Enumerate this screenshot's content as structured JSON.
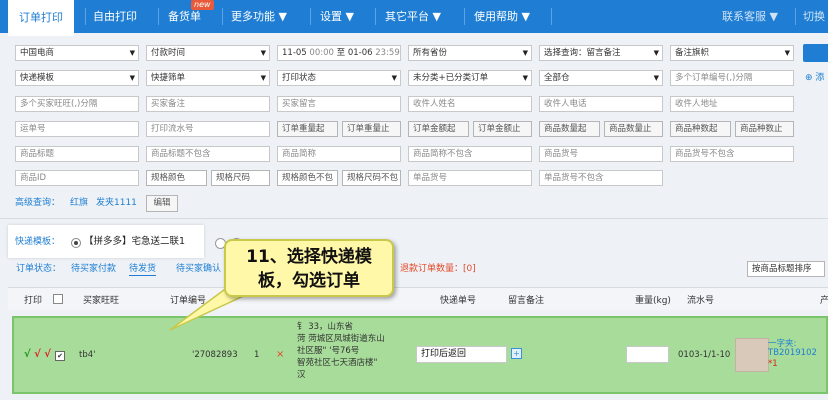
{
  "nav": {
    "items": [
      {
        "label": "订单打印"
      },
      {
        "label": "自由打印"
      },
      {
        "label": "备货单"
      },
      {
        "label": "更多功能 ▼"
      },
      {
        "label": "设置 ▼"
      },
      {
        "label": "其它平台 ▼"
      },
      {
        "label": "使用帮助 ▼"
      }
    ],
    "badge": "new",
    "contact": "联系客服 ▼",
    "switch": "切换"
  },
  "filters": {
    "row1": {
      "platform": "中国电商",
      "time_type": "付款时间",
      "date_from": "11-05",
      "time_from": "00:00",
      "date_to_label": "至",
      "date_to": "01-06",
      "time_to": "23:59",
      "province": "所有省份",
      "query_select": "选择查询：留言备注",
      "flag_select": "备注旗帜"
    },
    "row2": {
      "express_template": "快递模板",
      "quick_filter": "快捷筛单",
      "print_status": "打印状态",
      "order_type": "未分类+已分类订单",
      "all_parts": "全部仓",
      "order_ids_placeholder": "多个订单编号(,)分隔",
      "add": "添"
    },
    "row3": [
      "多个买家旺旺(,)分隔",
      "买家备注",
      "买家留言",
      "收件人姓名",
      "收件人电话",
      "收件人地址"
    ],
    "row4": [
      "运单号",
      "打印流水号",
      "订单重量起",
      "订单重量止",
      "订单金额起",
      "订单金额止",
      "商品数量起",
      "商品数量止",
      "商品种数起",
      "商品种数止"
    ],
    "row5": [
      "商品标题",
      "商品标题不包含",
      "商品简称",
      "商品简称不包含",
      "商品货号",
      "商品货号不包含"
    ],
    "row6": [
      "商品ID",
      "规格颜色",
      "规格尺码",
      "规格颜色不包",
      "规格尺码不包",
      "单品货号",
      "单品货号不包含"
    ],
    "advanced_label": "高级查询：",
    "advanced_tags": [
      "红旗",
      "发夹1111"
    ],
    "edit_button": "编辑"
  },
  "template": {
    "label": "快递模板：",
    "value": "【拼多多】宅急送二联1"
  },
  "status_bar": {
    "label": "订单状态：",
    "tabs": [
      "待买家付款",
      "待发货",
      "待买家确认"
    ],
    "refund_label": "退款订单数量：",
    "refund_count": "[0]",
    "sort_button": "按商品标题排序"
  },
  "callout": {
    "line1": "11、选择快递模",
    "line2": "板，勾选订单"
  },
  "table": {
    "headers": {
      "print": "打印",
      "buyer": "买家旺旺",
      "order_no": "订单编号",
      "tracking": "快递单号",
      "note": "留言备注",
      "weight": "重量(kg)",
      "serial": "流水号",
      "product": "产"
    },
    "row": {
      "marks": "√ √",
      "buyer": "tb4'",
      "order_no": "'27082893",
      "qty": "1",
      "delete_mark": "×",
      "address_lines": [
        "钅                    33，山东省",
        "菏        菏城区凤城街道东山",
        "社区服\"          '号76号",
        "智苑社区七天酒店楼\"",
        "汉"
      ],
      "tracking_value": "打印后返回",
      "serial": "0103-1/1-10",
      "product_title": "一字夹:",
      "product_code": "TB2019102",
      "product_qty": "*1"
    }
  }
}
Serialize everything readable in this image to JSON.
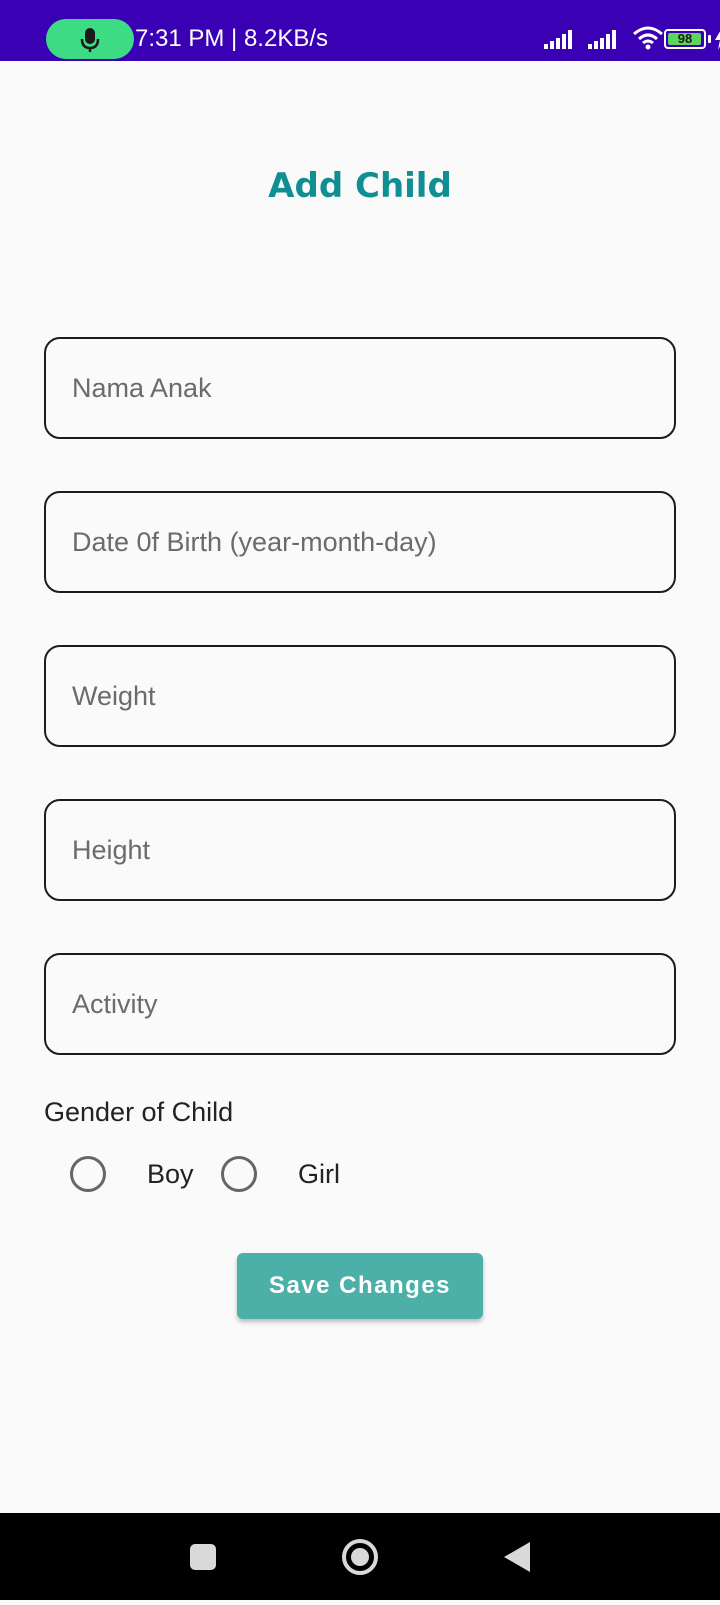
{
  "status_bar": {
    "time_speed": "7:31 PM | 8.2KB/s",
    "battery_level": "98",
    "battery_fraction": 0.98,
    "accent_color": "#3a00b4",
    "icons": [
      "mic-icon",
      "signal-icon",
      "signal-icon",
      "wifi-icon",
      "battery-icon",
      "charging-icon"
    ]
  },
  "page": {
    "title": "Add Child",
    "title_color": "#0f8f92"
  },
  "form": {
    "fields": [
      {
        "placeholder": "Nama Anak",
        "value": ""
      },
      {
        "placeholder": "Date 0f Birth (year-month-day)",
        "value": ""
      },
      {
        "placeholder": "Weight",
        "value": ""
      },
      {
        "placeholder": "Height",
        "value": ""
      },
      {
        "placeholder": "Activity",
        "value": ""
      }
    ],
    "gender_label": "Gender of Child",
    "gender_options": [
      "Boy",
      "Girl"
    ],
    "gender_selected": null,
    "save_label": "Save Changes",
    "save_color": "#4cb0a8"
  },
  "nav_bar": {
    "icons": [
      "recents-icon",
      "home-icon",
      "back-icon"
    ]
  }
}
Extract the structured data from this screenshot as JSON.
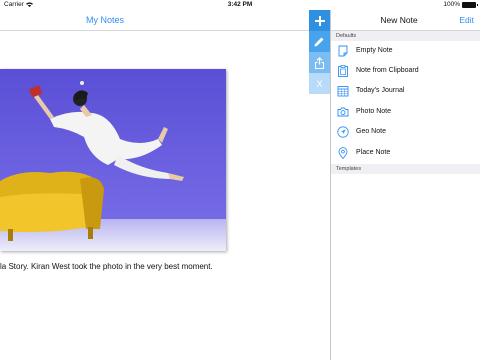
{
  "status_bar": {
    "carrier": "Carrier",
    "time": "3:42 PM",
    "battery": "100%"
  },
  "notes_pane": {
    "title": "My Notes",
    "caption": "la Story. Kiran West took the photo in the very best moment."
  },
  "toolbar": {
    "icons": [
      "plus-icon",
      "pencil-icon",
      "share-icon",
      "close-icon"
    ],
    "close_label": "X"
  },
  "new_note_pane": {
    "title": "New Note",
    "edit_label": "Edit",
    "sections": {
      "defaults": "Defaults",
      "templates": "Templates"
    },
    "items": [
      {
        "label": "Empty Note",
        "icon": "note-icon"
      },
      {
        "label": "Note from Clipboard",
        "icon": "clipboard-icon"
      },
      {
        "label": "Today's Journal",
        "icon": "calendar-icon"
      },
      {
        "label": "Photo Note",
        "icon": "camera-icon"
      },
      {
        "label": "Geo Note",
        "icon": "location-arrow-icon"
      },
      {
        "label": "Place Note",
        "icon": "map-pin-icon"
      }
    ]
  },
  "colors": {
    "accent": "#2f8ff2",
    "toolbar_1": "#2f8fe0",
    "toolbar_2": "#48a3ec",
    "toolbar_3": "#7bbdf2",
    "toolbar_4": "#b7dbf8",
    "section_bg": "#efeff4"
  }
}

__________________________________________________

● **SET TASK**: Restate each line of the records exactly; pictures do not belong in the copy.

● **ANSWER TO THE PROBLEM**:
Enumerate this screenshot's content as structured JSON.
{
  "nav": {
    "items": [
      {
        "label": "订单打印"
      },
      {
        "label": "自由打印"
      },
      {
        "label": "备货单"
      },
      {
        "label": "更多功能 ▼"
      },
      {
        "label": "设置 ▼"
      },
      {
        "label": "其它平台 ▼"
      },
      {
        "label": "使用帮助 ▼"
      }
    ],
    "badge": "new",
    "contact": "联系客服 ▼",
    "switch": "切换"
  },
  "filters": {
    "row1": {
      "platform": "中国电商",
      "time_type": "付款时间",
      "date_from": "11-05",
      "time_from": "00:00",
      "date_to_label": "至",
      "date_to": "01-06",
      "time_to": "23:59",
      "province": "所有省份",
      "query_select": "选择查询：留言备注",
      "flag_select": "备注旗帜"
    },
    "row2": {
      "express_template": "快递模板",
      "quick_filter": "快捷筛单",
      "print_status": "打印状态",
      "order_type": "未分类+已分类订单",
      "all_parts": "全部仓",
      "order_ids_placeholder": "多个订单编号(,)分隔",
      "add": "添"
    },
    "row3": [
      "多个买家旺旺(,)分隔",
      "买家备注",
      "买家留言",
      "收件人姓名",
      "收件人电话",
      "收件人地址"
    ],
    "row4": [
      "运单号",
      "打印流水号",
      "订单重量起",
      "订单重量止",
      "订单金额起",
      "订单金额止",
      "商品数量起",
      "商品数量止",
      "商品种数起",
      "商品种数止"
    ],
    "row5": [
      "商品标题",
      "商品标题不包含",
      "商品简称",
      "商品简称不包含",
      "商品货号",
      "商品货号不包含"
    ],
    "row6": [
      "商品ID",
      "规格颜色",
      "规格尺码",
      "规格颜色不包",
      "规格尺码不包",
      "单品货号",
      "单品货号不包含"
    ],
    "advanced_label": "高级查询：",
    "advanced_tags": [
      "红旗",
      "发夹1111"
    ],
    "edit_button": "编辑"
  },
  "template": {
    "label": "快递模板：",
    "value": "【拼多多】宅急送二联1"
  },
  "status_bar": {
    "label": "订单状态：",
    "tabs": [
      "待买家付款",
      "待发货",
      "待买家确认"
    ],
    "refund_label": "退款订单数量：",
    "refund_count": "[0]",
    "sort_button": "按商品标题排序"
  },
  "callout": {
    "line1": "11、选择快递模",
    "line2": "板，勾选订单"
  },
  "table": {
    "headers": {
      "print": "打印",
      "buyer": "买家旺旺",
      "order_no": "订单编号",
      "tracking": "快递单号",
      "note": "留言备注",
      "weight": "重量(kg)",
      "serial": "流水号",
      "product": "产"
    },
    "row": {
      "marks": "√ √",
      "buyer": "tb4'",
      "order_no": "'27082893",
      "qty": "1",
      "delete_mark": "×",
      "address_lines": [
        "钅                    33，山东省",
        "菏        菏城区凤城街道东山",
        "社区服\"          '号76号",
        "智苑社区七天酒店楼\"",
        "汉"
      ],
      "tracking_value": "打印后返回",
      "serial": "0103-1/1-10",
      "product_title": "一字夹:",
      "product_code": "TB2019102",
      "product_qty": "*1"
    }
  }
}
Serialize everything readable in this image to JSON.
{
  "status_bar": {
    "time_speed": "7:31 PM | 8.2KB/s",
    "battery_level": "98",
    "battery_fraction": 0.98,
    "accent_color": "#3a00b4",
    "icons": [
      "mic-icon",
      "signal-icon",
      "signal-icon",
      "wifi-icon",
      "battery-icon",
      "charging-icon"
    ]
  },
  "page": {
    "title": "Add Child",
    "title_color": "#0f8f92"
  },
  "form": {
    "fields": [
      {
        "placeholder": "Nama Anak",
        "value": ""
      },
      {
        "placeholder": "Date 0f Birth (year-month-day)",
        "value": ""
      },
      {
        "placeholder": "Weight",
        "value": ""
      },
      {
        "placeholder": "Height",
        "value": ""
      },
      {
        "placeholder": "Activity",
        "value": ""
      }
    ],
    "gender_label": "Gender of Child",
    "gender_options": [
      "Boy",
      "Girl"
    ],
    "gender_selected": null,
    "save_label": "Save Changes",
    "save_color": "#4cb0a8"
  },
  "nav_bar": {
    "icons": [
      "recents-icon",
      "home-icon",
      "back-icon"
    ]
  }
}
Extract the structured data from this screenshot as JSON.
{
  "status_bar": {
    "carrier": "Carrier",
    "time": "3:42 PM",
    "battery": "100%"
  },
  "notes_pane": {
    "title": "My Notes",
    "caption": "la Story. Kiran West took the photo in the very best moment."
  },
  "toolbar": {
    "icons": [
      "plus-icon",
      "pencil-icon",
      "share-icon",
      "close-icon"
    ],
    "close_label": "X"
  },
  "new_note_pane": {
    "title": "New Note",
    "edit_label": "Edit",
    "sections": {
      "defaults": "Defaults",
      "templates": "Templates"
    },
    "items": [
      {
        "label": "Empty Note",
        "icon": "note-icon"
      },
      {
        "label": "Note from Clipboard",
        "icon": "clipboard-icon"
      },
      {
        "label": "Today's Journal",
        "icon": "calendar-icon"
      },
      {
        "label": "Photo Note",
        "icon": "camera-icon"
      },
      {
        "label": "Geo Note",
        "icon": "location-arrow-icon"
      },
      {
        "label": "Place Note",
        "icon": "map-pin-icon"
      }
    ]
  },
  "colors": {
    "accent": "#2f8ff2",
    "toolbar_1": "#2f8fe0",
    "toolbar_2": "#48a3ec",
    "toolbar_3": "#7bbdf2",
    "toolbar_4": "#b7dbf8",
    "section_bg": "#efeff4"
  }
}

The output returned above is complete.